## To be done
Pull out every line below that contains the word "this".

↓

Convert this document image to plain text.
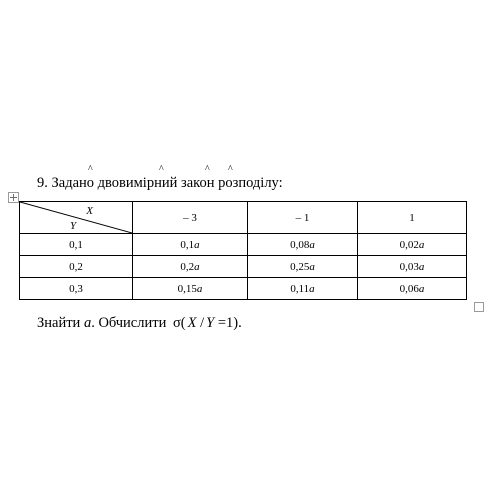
9. Задано двовимірний закон розподілу:
^	^	^ ^
X
Y	– 3	– 1	1
0,1	0,1a	0,08a	0,02a
0,2	0,2a	0,25a	0,03a
0,3	0,15a	0,11a	0,06a
Знайти a. Обчислити σ( X / Y =1).
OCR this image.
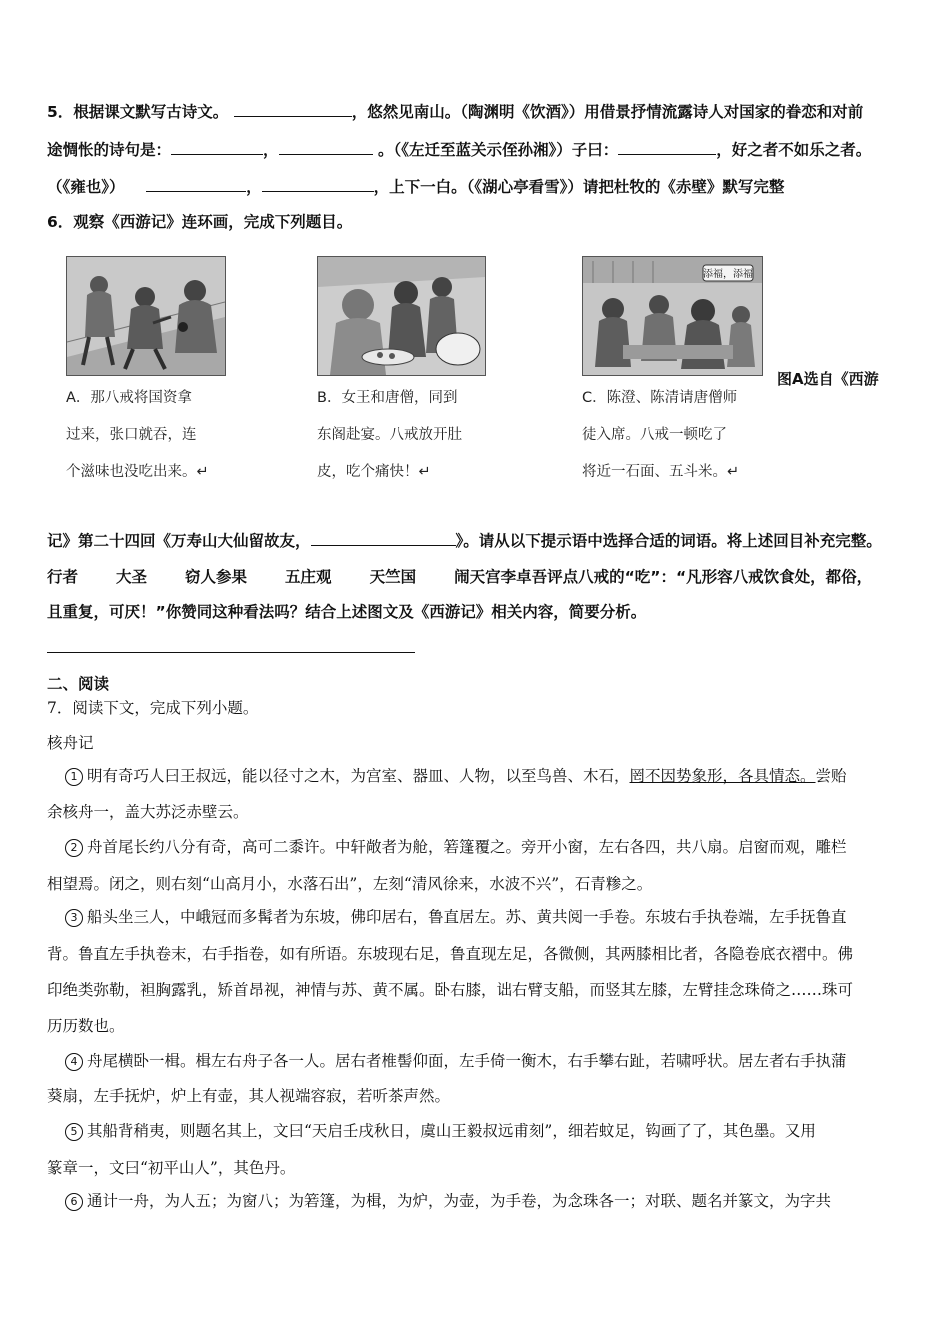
5．根据课文默写古诗文。	，悠然见南山。（陶渊明《饮酒》）用借景抒情流露诗人对国家的眷恋和对前
途惆怅的诗句是：	，	。（《左迁至蓝关示侄孙湘》）子曰：	，好之者不如乐之者。
（《雍也》）	，	，上下一白。（《湖心亭看雪》）请把杜牧的《赤壁》默写完整
6．观察《西游记》连环画，完成下列题目。
添福，添福
A．那八戒将国资拿
过来，张口就吞，连
个滋味也没吃出来。↵
B．女王和唐僧，同到
东阁赴宴。八戒放开肚
皮，吃个痛快！↵
C．陈澄、陈清请唐僧师
徒入席。八戒一顿吃了
将近一石面、五斗米。↵
图A选自《西游
记》第二十四回《万寿山大仙留故友，	》。请从以下提示语中选择合适的词语。将上述回目补充完整。
行者 大圣 窃人参果 五庄观 天竺国 闹天宫李卓吾评点八戒的“吃”：“凡形容八戒饮食处，都俗，
且重复，可厌！”你赞同这种看法吗？结合上述图文及《西游记》相关内容，简要分析。
二、阅读
7．阅读下文，完成下列小题。
核舟记
1 明有奇巧人曰王叔远，能以径寸之木，为宫室、器皿、人物，以至鸟兽、木石，罔不因势象形，各具情态。尝贻
余核舟一，盖大苏泛赤壁云。
2 舟首尾长约八分有奇，高可二黍许。中轩敞者为舱，箬篷覆之。旁开小窗，左右各四，共八扇。启窗而观，雕栏
相望焉。闭之，则右刻“山高月小，水落石出”，左刻“清风徐来，水波不兴”，石青糁之。
3 船头坐三人，中峨冠而多髯者为东坡，佛印居右，鲁直居左。苏、黄共阅一手卷。东坡右手执卷端，左手抚鲁直
背。鲁直左手执卷末，右手指卷，如有所语。东坡现右足，鲁直现左足，各微侧，其两膝相比者，各隐卷底衣褶中。佛
印绝类弥勒，袒胸露乳，矫首昂视，神情与苏、黄不属。卧右膝，诎右臂支船，而竖其左膝，左臂挂念珠倚之……珠可
历历数也。
4 舟尾横卧一楫。楫左右舟子各一人。居右者椎髻仰面，左手倚一衡木，右手攀右趾，若啸呼状。居左者右手执蒲
葵扇，左手抚炉，炉上有壶，其人视端容寂，若听茶声然。
5 其船背稍夷，则题名其上，文曰“天启壬戌秋日，虞山王毅叔远甫刻”，细若蚊足，钩画了了，其色墨。又用
篆章一，文曰“初平山人”，其色丹。
6 通计一舟，为人五；为窗八；为箬篷，为楫，为炉，为壶，为手卷，为念珠各一；对联、题名并篆文，为字共
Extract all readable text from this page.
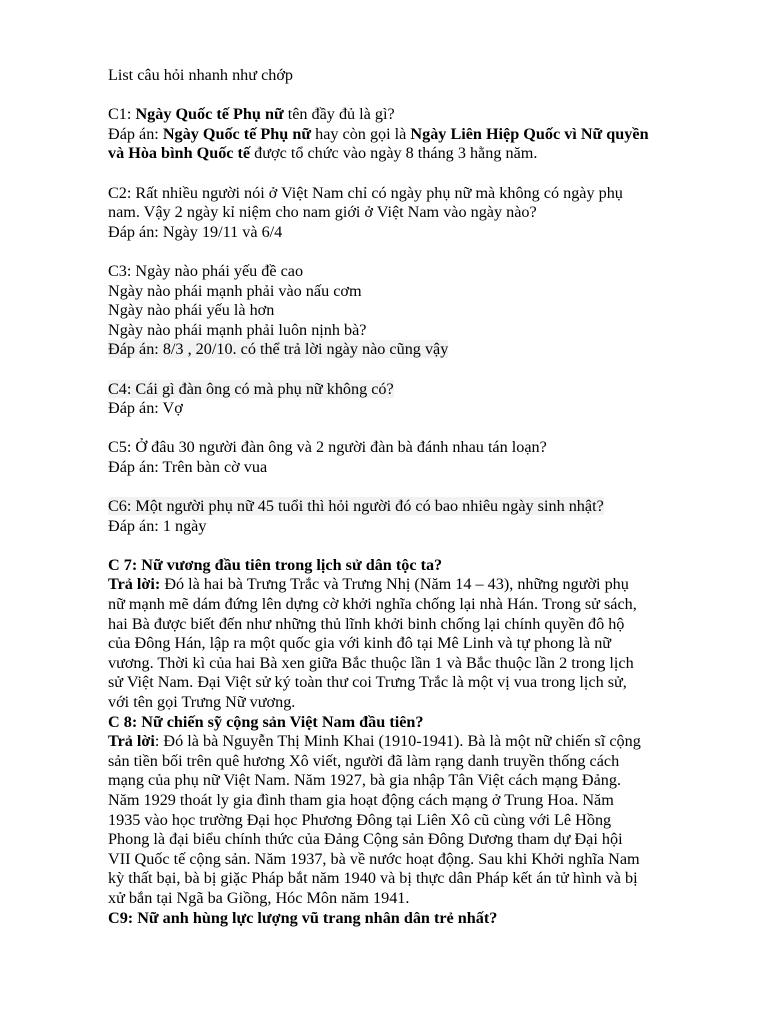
List câu hỏi nhanh như chớp
C1: Ngày Quốc tế Phụ nữ tên đầy đủ là gì?
Đáp án: Ngày Quốc tế Phụ nữ hay còn gọi là Ngày Liên Hiệp Quốc vì Nữ quyền
và Hòa bình Quốc tế được tổ chức vào ngày 8 tháng 3 hằng năm.
C2: Rất nhiều người nói ở Việt Nam chỉ có ngày phụ nữ mà không có ngày phụ
nam. Vậy 2 ngày kỉ niệm cho nam giới ở Việt Nam vào ngày nào?
Đáp án: Ngày 19/11 và 6/4
C3: Ngày nào phái yếu đề cao
Ngày nào phái mạnh phải vào nấu cơm
Ngày nào phái yếu là hơn
Ngày nào phái mạnh phải luôn nịnh bà?
Đáp án: 8/3 , 20/10. có thể trả lời ngày nào cũng vậy
C4: Cái gì đàn ông có mà phụ nữ không có?
Đáp án: Vợ
C5: Ở đâu 30 người đàn ông và 2 người đàn bà đánh nhau tán loạn?
Đáp án: Trên bàn cờ vua
C6: Một người phụ nữ 45 tuổi thì hỏi người đó có bao nhiêu ngày sinh nhật?
Đáp án: 1 ngày
C 7: Nữ vương đầu tiên trong lịch sử dân tộc ta?
Trả lời: Đó là hai bà Trưng Trắc và Trưng Nhị (Năm 14 – 43), những người phụ
nữ mạnh mẽ dám đứng lên dựng cờ khởi nghĩa chống lại nhà Hán. Trong sử sách,
hai Bà được biết đến như những thủ lĩnh khởi binh chống lại chính quyền đô hộ
của Đông Hán, lập ra một quốc gia với kinh đô tại Mê Linh và tự phong là nữ
vương. Thời kì của hai Bà xen giữa Bắc thuộc lần 1 và Bắc thuộc lần 2 trong lịch
sử Việt Nam. Đại Việt sử ký toàn thư coi Trưng Trắc là một vị vua trong lịch sử,
với tên gọi Trưng Nữ vương.
C 8: Nữ chiến sỹ cộng sản Việt Nam đầu tiên?
Trả lời: Đó là bà Nguyễn Thị Minh Khai (1910-1941). Bà là một nữ chiến sĩ cộng
sản tiền bối trên quê hương Xô viết, người đã làm rạng danh truyền thống cách
mạng của phụ nữ Việt Nam. Năm 1927, bà gia nhập Tân Việt cách mạng Đảng.
Năm 1929 thoát ly gia đình tham gia hoạt động cách mạng ở Trung Hoa. Năm
1935 vào học trường Đại học Phương Đông tại Liên Xô cũ cùng với Lê Hồng
Phong là đại biểu chính thức của Đảng Cộng sản Đông Dương tham dự Đại hội
VII Quốc tế cộng sản. Năm 1937, bà về nước hoạt động. Sau khi Khởi nghĩa Nam
kỳ thất bại, bà bị giặc Pháp bắt năm 1940 và bị thực dân Pháp kết án tử hình và bị
xử bắn tại Ngã ba Giồng, Hóc Môn năm 1941.
C9: Nữ anh hùng lực lượng vũ trang nhân dân trẻ nhất?
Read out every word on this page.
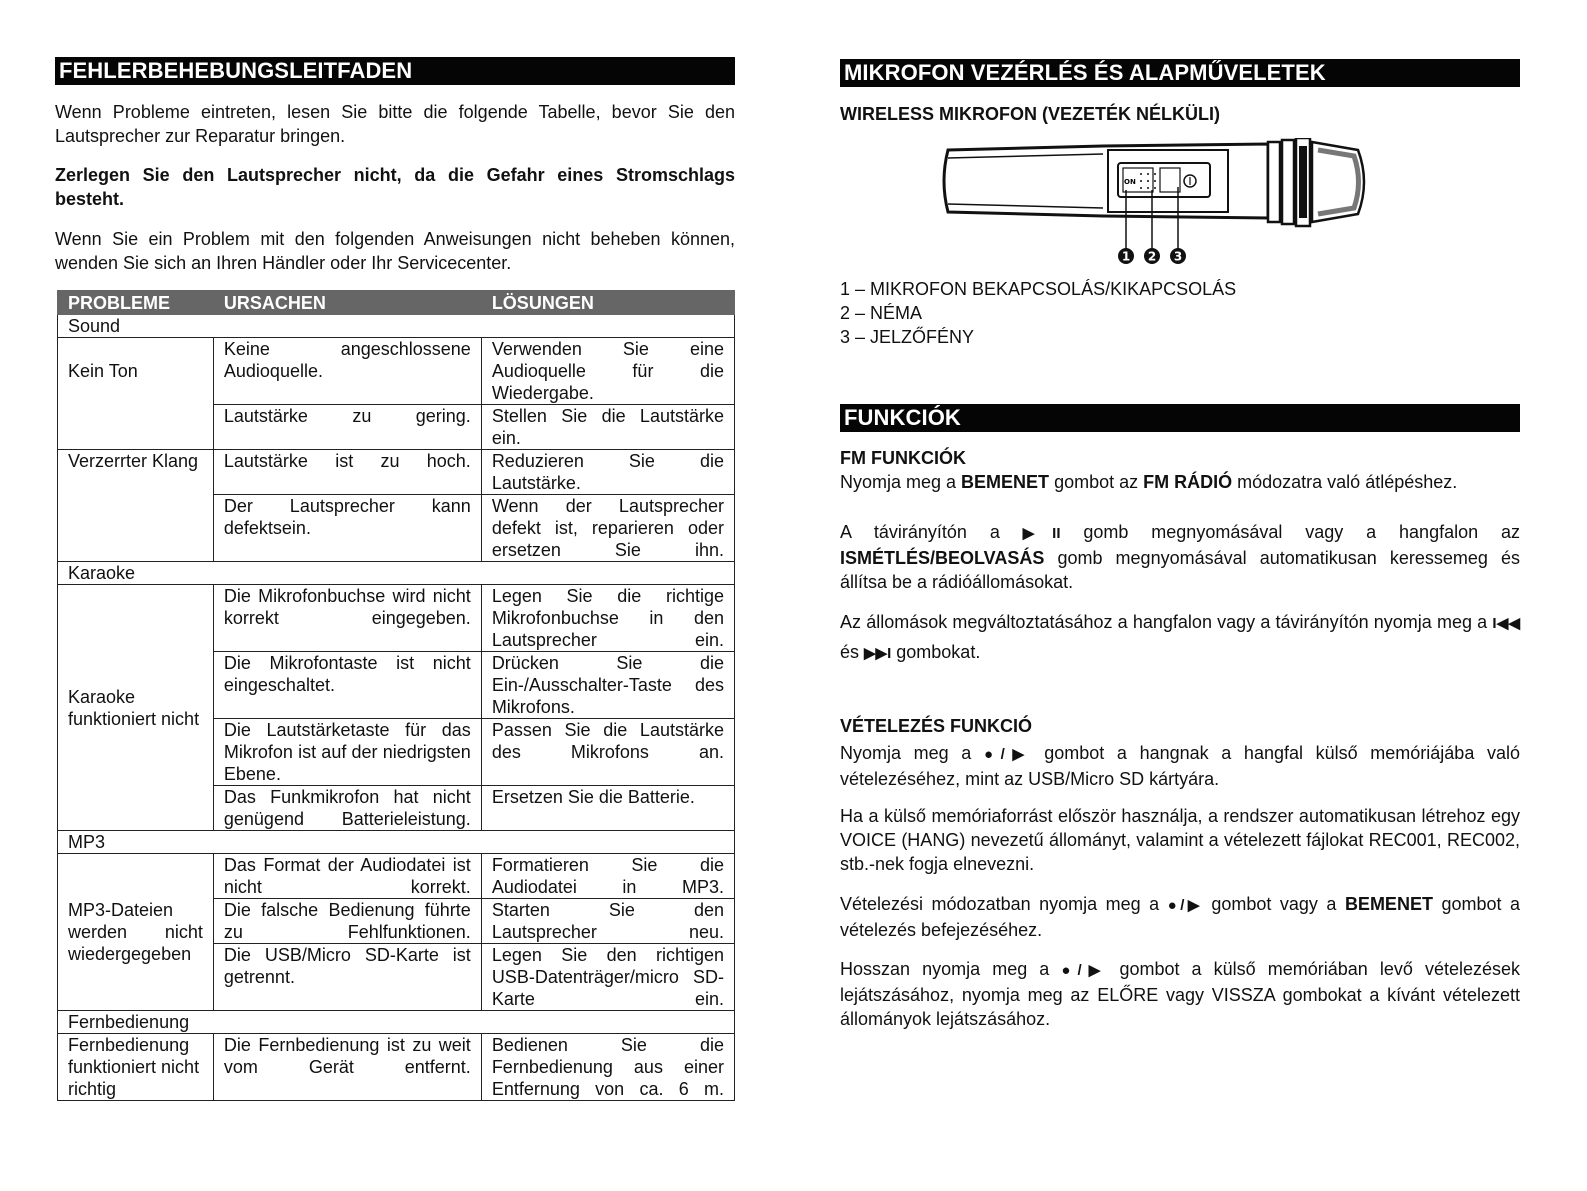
FEHLERBEHEBUNGSLEITFADEN

Wenn Probleme eintreten, lesen Sie bitte die folgende Tabelle, bevor Sie den Lautsprecher zur Reparatur bringen.

Zerlegen Sie den Lautsprecher nicht, da die Gefahr eines Stromschlags besteht.

Wenn Sie ein Problem mit den folgenden Anweisungen nicht beheben können, wenden Sie sich an Ihren Händler oder Ihr Servicecenter.

PROBLEME	URSACHEN	LÖSUNGEN
Sound		
Kein Ton	Keine angeschlossene Audioquelle.	Verwenden Sie eine Audioquelle für die Wiedergabe.
	Lautstärke zu gering.	Stellen Sie die Lautstärke ein.
Verzerrter Klang	Lautstärke ist zu hoch.	Reduzieren Sie die Lautstärke.
	Der Lautsprecher kann defektsein.	Wenn der Lautsprecher defekt ist, reparieren oder ersetzen Sie ihn.
Karaoke		
Karaoke funktioniert nicht	Die Mikrofonbuchse wird nicht korrekt eingegeben.	Legen Sie die richtige Mikrofonbuchse in den Lautsprecher ein.
	Die Mikrofontaste ist nicht eingeschaltet.	Drücken Sie die Ein-/Ausschalter-Taste des Mikrofons.
	Die Lautstärketaste für das Mikrofon ist auf der niedrigsten Ebene.	Passen Sie die Lautstärke des Mikrofons an.
	Das Funkmikrofon hat nicht genügend Batterieleistung.	Ersetzen Sie die Batterie.
MP3		
MP3-Dateien werden nicht wiedergegeben	Das Format der Audiodatei ist nicht korrekt.	Formatieren Sie die Audiodatei in MP3.
	Die falsche Bedienung führte zu Fehlfunktionen.	Starten Sie den Lautsprecher neu.
	Die USB/Micro SD-Karte ist getrennt.	Legen Sie den richtigen USB-Datenträger/micro SD-Karte ein.
Fernbedienung		
Fernbedienung funktioniert nicht richtig	Die Fernbedienung ist zu weit vom Gerät entfernt.	Bedienen Sie die Fernbedienung aus einer Entfernung von ca. 6 m.
MIKROFON VEZÉRLÉS ÉS ALAPMŰVELETEK
WIRELESS MIKROFON (VEZETÉK NÉLKÜLI)
ON
1 2 3
1 – MIKROFON BEKAPCSOLÁS/KIKAPCSOLÁS
2 – NÉMA
3 – JELZŐFÉNY
FUNKCIÓK
FM FUNKCIÓK

Nyomja meg a BEMENET gombot az FM RÁDIÓ módozatra való átlépéshez.

A távirányítón a ▶II gomb megnyomásával vagy a hangfalon az ISMÉTLÉS/BEOLVASÁS gomb megnyomásával automatikusan keressemeg és állítsa be a rádióállomásokat.

Az állomások megváltoztatásához a hangfalon vagy a távirányítón nyomja meg a I◀◀ és ▶▶I gombokat.

VÉTELEZÉS FUNKCIÓ

Nyomja meg a ●/▶ gombot a hangnak a hangfal külső memóriájába való vételezéséhez, mint az USB/Micro SD kártyára.

Ha a külső memóriaforrást először használja, a rendszer automatikusan létrehoz egy VOICE (HANG) nevezetű állományt, valamint a vételezett fájlokat REC001, REC002, stb.-nek fogja elnevezni.

Vételezési módozatban nyomja meg a ●/▶ gombot vagy a BEMENET gombot a vételezés befejezéséhez.

Hosszan nyomja meg a ●/▶ gombot a külső memóriában levő vételezések lejátszásához, nyomja meg az ELŐRE vagy VISSZA gombokat a kívánt vételezett állományok lejátszásához.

↑

## Correct result
Convert this document image to plain text.
OCR this image.
Extract all readable text from this page.
Read out every word on this page.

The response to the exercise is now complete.